WORK INSTRUCTIONS
Retype all of the data. Every line must match exactly.

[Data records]
========================================================================

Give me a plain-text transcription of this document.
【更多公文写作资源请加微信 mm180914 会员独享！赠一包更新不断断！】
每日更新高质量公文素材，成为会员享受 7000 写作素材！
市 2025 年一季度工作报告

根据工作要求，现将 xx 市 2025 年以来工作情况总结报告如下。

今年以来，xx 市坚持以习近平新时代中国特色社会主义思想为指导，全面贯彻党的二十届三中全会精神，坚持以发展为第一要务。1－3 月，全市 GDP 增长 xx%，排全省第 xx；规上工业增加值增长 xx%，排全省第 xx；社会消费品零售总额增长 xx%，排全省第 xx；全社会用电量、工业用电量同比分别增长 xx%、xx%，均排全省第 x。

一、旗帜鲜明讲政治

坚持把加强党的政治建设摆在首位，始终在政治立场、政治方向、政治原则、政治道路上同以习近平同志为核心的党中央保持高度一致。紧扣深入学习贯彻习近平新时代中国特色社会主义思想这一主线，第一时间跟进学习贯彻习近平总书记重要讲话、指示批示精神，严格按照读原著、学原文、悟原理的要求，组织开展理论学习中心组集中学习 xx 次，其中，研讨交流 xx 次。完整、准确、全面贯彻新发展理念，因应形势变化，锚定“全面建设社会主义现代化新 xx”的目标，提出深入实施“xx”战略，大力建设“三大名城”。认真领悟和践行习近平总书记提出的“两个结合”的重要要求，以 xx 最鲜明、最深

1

========================================================================

WRITTEN RESPONSE
Give me a plain-text transcription of this document.
【更多公文写作资源请加微信 mm180914 会员独享！赠一包更新不断断！】
每日更新高质量公文素材，成为会员享受 7000 写作素材！
市 2025 年一季度工作报告

根据工作要求，现将 xx 市 2025 年以来工作情况总结报告如下。

今年以来，xx 市坚持以习近平新时代中国特色社会主义思想为指导，全面贯彻党的二十届三中全会精神，坚持以发展为第一要务。1－3 月，全市 GDP 增长 xx%，排全省第 xx；规上工业增加值增长 xx%，排全省第 xx；社会消费品零售总额增长 xx%，排全省第 xx；全社会用电量、工业用电量同比分别增长 xx%、xx%，均排全省第 x。

一、旗帜鲜明讲政治

坚持把加强党的政治建设摆在首位，始终在政治立场、政治方向、政治原则、政治道路上同以习近平同志为核心的党中央保持高度一致。紧扣深入学习贯彻习近平新时代中国特色社会主义思想这一主线，第一时间跟进学习贯彻习近平总书记重要讲话、指示批示精神，严格按照读原著、学原文、悟原理的要求，组织开展理论学习中心组集中学习 xx 次，其中，研讨交流 xx 次。完整、准确、全面贯彻新发展理念，因应形势变化，锚定“全面建设社会主义现代化新 xx”的目标，提出深入实施“xx”战略，大力建设“三大名城”。认真领悟和践行习近平总书记提出的“两个结合”的重要要求，以 xx 最鲜明、最深

1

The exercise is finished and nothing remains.